Copy every entry word for word. Skip the pictures.

INFORMATION SHOWN ->
<<<<

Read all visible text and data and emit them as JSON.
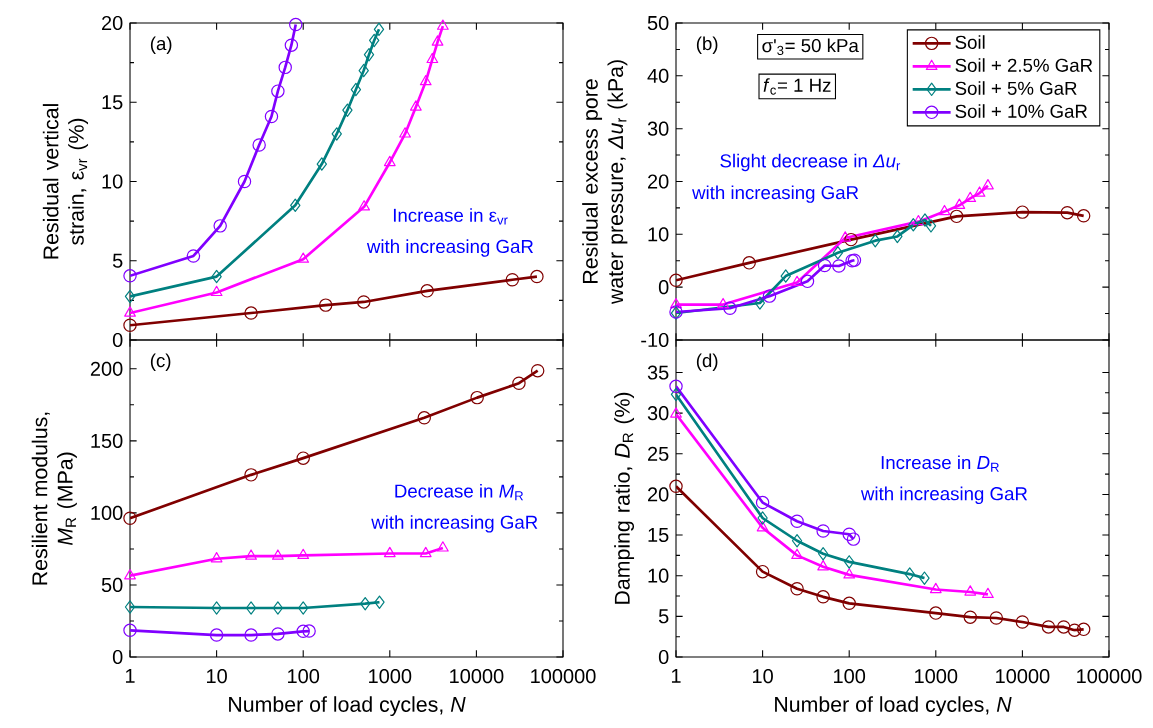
{
  "chart_data": [
    {
      "type": "line",
      "ylabel": "Residual vertical strain, ε$_{vr}$ (%)",
      "log": "x",
      "xlim": [
        1,
        100000
      ],
      "xticks": [
        1,
        10,
        100,
        1000,
        10000,
        100000
      ],
      "ylim": [
        0,
        20
      ],
      "yticks": [
        0,
        5,
        10,
        15,
        20
      ],
      "tick_labels": "y",
      "annotations": [
        "(a)",
        "Increase in ε$_{vr}$",
        "with increasing GaR"
      ],
      "series": [
        {
          "color": "#800000",
          "marker": "circle",
          "x": [
            1,
            25,
            182,
            500,
            2700,
            26000,
            50000
          ],
          "values": [
            0.93,
            1.7,
            2.2,
            2.4,
            3.1,
            3.8,
            4.0
          ]
        },
        {
          "color": "#ff00ff",
          "marker": "triangle",
          "x": [
            1,
            10,
            100,
            505,
            1000,
            1500,
            2000,
            2600,
            3100,
            3560,
            4100
          ],
          "values": [
            1.7,
            3.0,
            5.1,
            8.4,
            11.2,
            13.0,
            14.7,
            16.3,
            17.7,
            18.8,
            19.8
          ]
        },
        {
          "color": "#008080",
          "marker": "diamond",
          "x": [
            1,
            10,
            81,
            164,
            244,
            324,
            406,
            500,
            575,
            660,
            750
          ],
          "values": [
            2.75,
            4.0,
            8.5,
            11.1,
            13.0,
            14.5,
            15.8,
            17.0,
            18.0,
            18.9,
            19.6
          ]
        },
        {
          "color": "#8000ff",
          "marker": "circle",
          "x": [
            1,
            5.4,
            11,
            21,
            31,
            43,
            51,
            62,
            73,
            82
          ],
          "values": [
            4.05,
            5.3,
            7.2,
            10.0,
            12.3,
            14.1,
            15.7,
            17.2,
            18.6,
            19.9
          ]
        }
      ]
    },
    {
      "type": "line",
      "ylabel": "Residual excess pore water pressure, *Δu*$_{r}$ (kPa)",
      "log": "x",
      "xlim": [
        1,
        100000
      ],
      "xticks": [
        1,
        10,
        100,
        1000,
        10000,
        100000
      ],
      "ylim": [
        -10,
        50
      ],
      "yticks": [
        -10,
        0,
        10,
        20,
        30,
        40,
        50
      ],
      "tick_labels": "y",
      "legend": "top right",
      "annotations": [
        "(b)",
        "σ'$_{3}$= 50 kPa",
        "*f*$_{c}$= 1 Hz",
        "Slight decrease in *Δu*$_{r}$",
        "with increasing GaR"
      ],
      "series": [
        {
          "name": "Soil",
          "color": "#800000",
          "marker": "circle",
          "x": [
            1,
            7,
            105,
            1740,
            10000,
            33000,
            51000
          ],
          "values": [
            1.3,
            4.6,
            9.0,
            13.4,
            14.2,
            14.1,
            13.5
          ]
        },
        {
          "name": "Soil + 2.5% GaR",
          "color": "#ff00ff",
          "marker": "triangle",
          "x": [
            1,
            3.5,
            25,
            90,
            630,
            1260,
            1870,
            2500,
            3200,
            4000
          ],
          "values": [
            -3.3,
            -3.3,
            0.9,
            9.3,
            12.4,
            14.3,
            15.5,
            16.8,
            17.8,
            19.2
          ]
        },
        {
          "name": "Soil + 5% GaR",
          "color": "#008080",
          "marker": "diamond",
          "x": [
            1,
            9.3,
            18.5,
            74,
            200,
            360,
            550,
            750,
            880
          ],
          "values": [
            -4.9,
            -3.0,
            2.1,
            6.5,
            8.8,
            9.6,
            11.8,
            12.7,
            11.6
          ]
        },
        {
          "name": "Soil + 10% GaR",
          "color": "#8000ff",
          "marker": "circle",
          "x": [
            1,
            4.2,
            12,
            33,
            52,
            76,
            108,
            115
          ],
          "values": [
            -4.7,
            -4.0,
            -1.7,
            1.1,
            4.1,
            4.0,
            5.0,
            5.1
          ]
        }
      ]
    },
    {
      "type": "line",
      "ylabel": "Resilient modulus, *M*$_{R}$ (MPa)",
      "xlabel": "Number of load cycles, *N*",
      "log": "x",
      "xlim": [
        1,
        100000
      ],
      "xticks": [
        1,
        10,
        100,
        1000,
        10000,
        100000
      ],
      "ylim": [
        0,
        220
      ],
      "yticks": [
        0,
        50,
        100,
        150,
        200
      ],
      "annotations": [
        "(c)",
        "Decrease in *M*$_{R}$",
        "with increasing GaR"
      ],
      "series": [
        {
          "color": "#800000",
          "marker": "circle",
          "x": [
            1,
            25,
            100,
            2500,
            10200,
            31000,
            51000
          ],
          "values": [
            96.3,
            126.4,
            138,
            166,
            180,
            190,
            198.7
          ]
        },
        {
          "color": "#ff00ff",
          "marker": "triangle",
          "x": [
            1,
            10,
            25,
            51,
            100,
            1000,
            2600,
            4100
          ],
          "values": [
            56.4,
            68.2,
            70,
            70,
            70.5,
            71.8,
            71.8,
            75.7
          ]
        },
        {
          "color": "#008080",
          "marker": "diamond",
          "x": [
            1,
            10,
            25,
            51,
            100,
            520,
            760
          ],
          "values": [
            34.7,
            34,
            34,
            34,
            34,
            37,
            38
          ]
        },
        {
          "color": "#8000ff",
          "marker": "circle",
          "x": [
            1,
            10,
            25,
            51,
            100,
            117
          ],
          "values": [
            18.5,
            15.2,
            15.2,
            16,
            17.8,
            18
          ]
        }
      ]
    },
    {
      "type": "line",
      "ylabel": "Damping ratio, *D*$_{R}$ (%)",
      "xlabel": "Number of load cycles, *N*",
      "log": "x",
      "xlim": [
        1,
        100000
      ],
      "xticks": [
        1,
        10,
        100,
        1000,
        10000,
        100000
      ],
      "ylim": [
        0,
        39
      ],
      "yticks": [
        0,
        5,
        10,
        15,
        20,
        25,
        30,
        35
      ],
      "annotations": [
        "(d)",
        "Increase in *D*$_{R}$",
        "with increasing GaR"
      ],
      "series": [
        {
          "color": "#800000",
          "marker": "circle",
          "x": [
            1,
            10,
            25,
            50,
            100,
            1000,
            2500,
            5000,
            10000,
            20000,
            30000,
            40000,
            51000
          ],
          "values": [
            21.0,
            10.5,
            8.4,
            7.4,
            6.6,
            5.4,
            4.9,
            4.8,
            4.3,
            3.7,
            3.7,
            3.3,
            3.4
          ]
        },
        {
          "color": "#ff00ff",
          "marker": "triangle",
          "x": [
            1,
            10,
            25,
            50,
            100,
            1000,
            2500,
            4000
          ],
          "values": [
            29.9,
            15.9,
            12.5,
            11.1,
            10.1,
            8.3,
            8.0,
            7.7
          ]
        },
        {
          "color": "#008080",
          "marker": "diamond",
          "x": [
            1,
            10,
            25,
            50,
            100,
            500,
            740
          ],
          "values": [
            32.3,
            17.1,
            14.3,
            12.7,
            11.7,
            10.2,
            9.7
          ]
        },
        {
          "color": "#8000ff",
          "marker": "circle",
          "x": [
            1,
            10,
            25,
            50,
            100,
            112
          ],
          "values": [
            33.3,
            19.0,
            16.7,
            15.5,
            15.1,
            14.5
          ]
        }
      ]
    }
  ]
}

>>>>

THE RESPONSE ->
Read all visible text and data and emit them as JSON.
{
  "chart_data": [
    {
      "type": "line",
      "ylabel": "Residual vertical strain, ε$_{vr}$ (%)",
      "log": "x",
      "xlim": [
        1,
        100000
      ],
      "xticks": [
        1,
        10,
        100,
        1000,
        10000,
        100000
      ],
      "ylim": [
        0,
        20
      ],
      "yticks": [
        0,
        5,
        10,
        15,
        20
      ],
      "tick_labels": "y",
      "annotations": [
        "(a)",
        "Increase in ε$_{vr}$",
        "with increasing GaR"
      ],
      "series": [
        {
          "color": "#800000",
          "marker": "circle",
          "x": [
            1,
            25,
            182,
            500,
            2700,
            26000,
            50000
          ],
          "values": [
            0.93,
            1.7,
            2.2,
            2.4,
            3.1,
            3.8,
            4.0
          ]
        },
        {
          "color": "#ff00ff",
          "marker": "triangle",
          "x": [
            1,
            10,
            100,
            505,
            1000,
            1500,
            2000,
            2600,
            3100,
            3560,
            4100
          ],
          "values": [
            1.7,
            3.0,
            5.1,
            8.4,
            11.2,
            13.0,
            14.7,
            16.3,
            17.7,
            18.8,
            19.8
          ]
        },
        {
          "color": "#008080",
          "marker": "diamond",
          "x": [
            1,
            10,
            81,
            164,
            244,
            324,
            406,
            500,
            575,
            660,
            750
          ],
          "values": [
            2.75,
            4.0,
            8.5,
            11.1,
            13.0,
            14.5,
            15.8,
            17.0,
            18.0,
            18.9,
            19.6
          ]
        },
        {
          "color": "#8000ff",
          "marker": "circle",
          "x": [
            1,
            5.4,
            11,
            21,
            31,
            43,
            51,
            62,
            73,
            82
          ],
          "values": [
            4.05,
            5.3,
            7.2,
            10.0,
            12.3,
            14.1,
            15.7,
            17.2,
            18.6,
            19.9
          ]
        }
      ]
    },
    {
      "type": "line",
      "ylabel": "Residual excess pore water pressure, *Δu*$_{r}$ (kPa)",
      "log": "x",
      "xlim": [
        1,
        100000
      ],
      "xticks": [
        1,
        10,
        100,
        1000,
        10000,
        100000
      ],
      "ylim": [
        -10,
        50
      ],
      "yticks": [
        -10,
        0,
        10,
        20,
        30,
        40,
        50
      ],
      "tick_labels": "y",
      "legend": "top right",
      "annotations": [
        "(b)",
        "σ'$_{3}$= 50 kPa",
        "*f*$_{c}$= 1 Hz",
        "Slight decrease in *Δu*$_{r}$",
        "with increasing GaR"
      ],
      "series": [
        {
          "name": "Soil",
          "color": "#800000",
          "marker": "circle",
          "x": [
            1,
            7,
            105,
            1740,
            10000,
            33000,
            51000
          ],
          "values": [
            1.3,
            4.6,
            9.0,
            13.4,
            14.2,
            14.1,
            13.5
          ]
        },
        {
          "name": "Soil + 2.5% GaR",
          "color": "#ff00ff",
          "marker": "triangle",
          "x": [
            1,
            3.5,
            25,
            90,
            630,
            1260,
            1870,
            2500,
            3200,
            4000
          ],
          "values": [
            -3.3,
            -3.3,
            0.9,
            9.3,
            12.4,
            14.3,
            15.5,
            16.8,
            17.8,
            19.2
          ]
        },
        {
          "name": "Soil + 5% GaR",
          "color": "#008080",
          "marker": "diamond",
          "x": [
            1,
            9.3,
            18.5,
            74,
            200,
            360,
            550,
            750,
            880
          ],
          "values": [
            -4.9,
            -3.0,
            2.1,
            6.5,
            8.8,
            9.6,
            11.8,
            12.7,
            11.6
          ]
        },
        {
          "name": "Soil + 10% GaR",
          "color": "#8000ff",
          "marker": "circle",
          "x": [
            1,
            4.2,
            12,
            33,
            52,
            76,
            108,
            115
          ],
          "values": [
            -4.7,
            -4.0,
            -1.7,
            1.1,
            4.1,
            4.0,
            5.0,
            5.1
          ]
        }
      ]
    },
    {
      "type": "line",
      "ylabel": "Resilient modulus, *M*$_{R}$ (MPa)",
      "xlabel": "Number of load cycles, *N*",
      "log": "x",
      "xlim": [
        1,
        100000
      ],
      "xticks": [
        1,
        10,
        100,
        1000,
        10000,
        100000
      ],
      "ylim": [
        0,
        220
      ],
      "yticks": [
        0,
        50,
        100,
        150,
        200
      ],
      "annotations": [
        "(c)",
        "Decrease in *M*$_{R}$",
        "with increasing GaR"
      ],
      "series": [
        {
          "color": "#800000",
          "marker": "circle",
          "x": [
            1,
            25,
            100,
            2500,
            10200,
            31000,
            51000
          ],
          "values": [
            96.3,
            126.4,
            138,
            166,
            180,
            190,
            198.7
          ]
        },
        {
          "color": "#ff00ff",
          "marker": "triangle",
          "x": [
            1,
            10,
            25,
            51,
            100,
            1000,
            2600,
            4100
          ],
          "values": [
            56.4,
            68.2,
            70,
            70,
            70.5,
            71.8,
            71.8,
            75.7
          ]
        },
        {
          "color": "#008080",
          "marker": "diamond",
          "x": [
            1,
            10,
            25,
            51,
            100,
            520,
            760
          ],
          "values": [
            34.7,
            34,
            34,
            34,
            34,
            37,
            38
          ]
        },
        {
          "color": "#8000ff",
          "marker": "circle",
          "x": [
            1,
            10,
            25,
            51,
            100,
            117
          ],
          "values": [
            18.5,
            15.2,
            15.2,
            16,
            17.8,
            18
          ]
        }
      ]
    },
    {
      "type": "line",
      "ylabel": "Damping ratio, *D*$_{R}$ (%)",
      "xlabel": "Number of load cycles, *N*",
      "log": "x",
      "xlim": [
        1,
        100000
      ],
      "xticks": [
        1,
        10,
        100,
        1000,
        10000,
        100000
      ],
      "ylim": [
        0,
        39
      ],
      "yticks": [
        0,
        5,
        10,
        15,
        20,
        25,
        30,
        35
      ],
      "annotations": [
        "(d)",
        "Increase in *D*$_{R}$",
        "with increasing GaR"
      ],
      "series": [
        {
          "color": "#800000",
          "marker": "circle",
          "x": [
            1,
            10,
            25,
            50,
            100,
            1000,
            2500,
            5000,
            10000,
            20000,
            30000,
            40000,
            51000
          ],
          "values": [
            21.0,
            10.5,
            8.4,
            7.4,
            6.6,
            5.4,
            4.9,
            4.8,
            4.3,
            3.7,
            3.7,
            3.3,
            3.4
          ]
        },
        {
          "color": "#ff00ff",
          "marker": "triangle",
          "x": [
            1,
            10,
            25,
            50,
            100,
            1000,
            2500,
            4000
          ],
          "values": [
            29.9,
            15.9,
            12.5,
            11.1,
            10.1,
            8.3,
            8.0,
            7.7
          ]
        },
        {
          "color": "#008080",
          "marker": "diamond",
          "x": [
            1,
            10,
            25,
            50,
            100,
            500,
            740
          ],
          "values": [
            32.3,
            17.1,
            14.3,
            12.7,
            11.7,
            10.2,
            9.7
          ]
        },
        {
          "color": "#8000ff",
          "marker": "circle",
          "x": [
            1,
            10,
            25,
            50,
            100,
            112
          ],
          "values": [
            33.3,
            19.0,
            16.7,
            15.5,
            15.1,
            14.5
          ]
        }
      ]
    }
  ]
}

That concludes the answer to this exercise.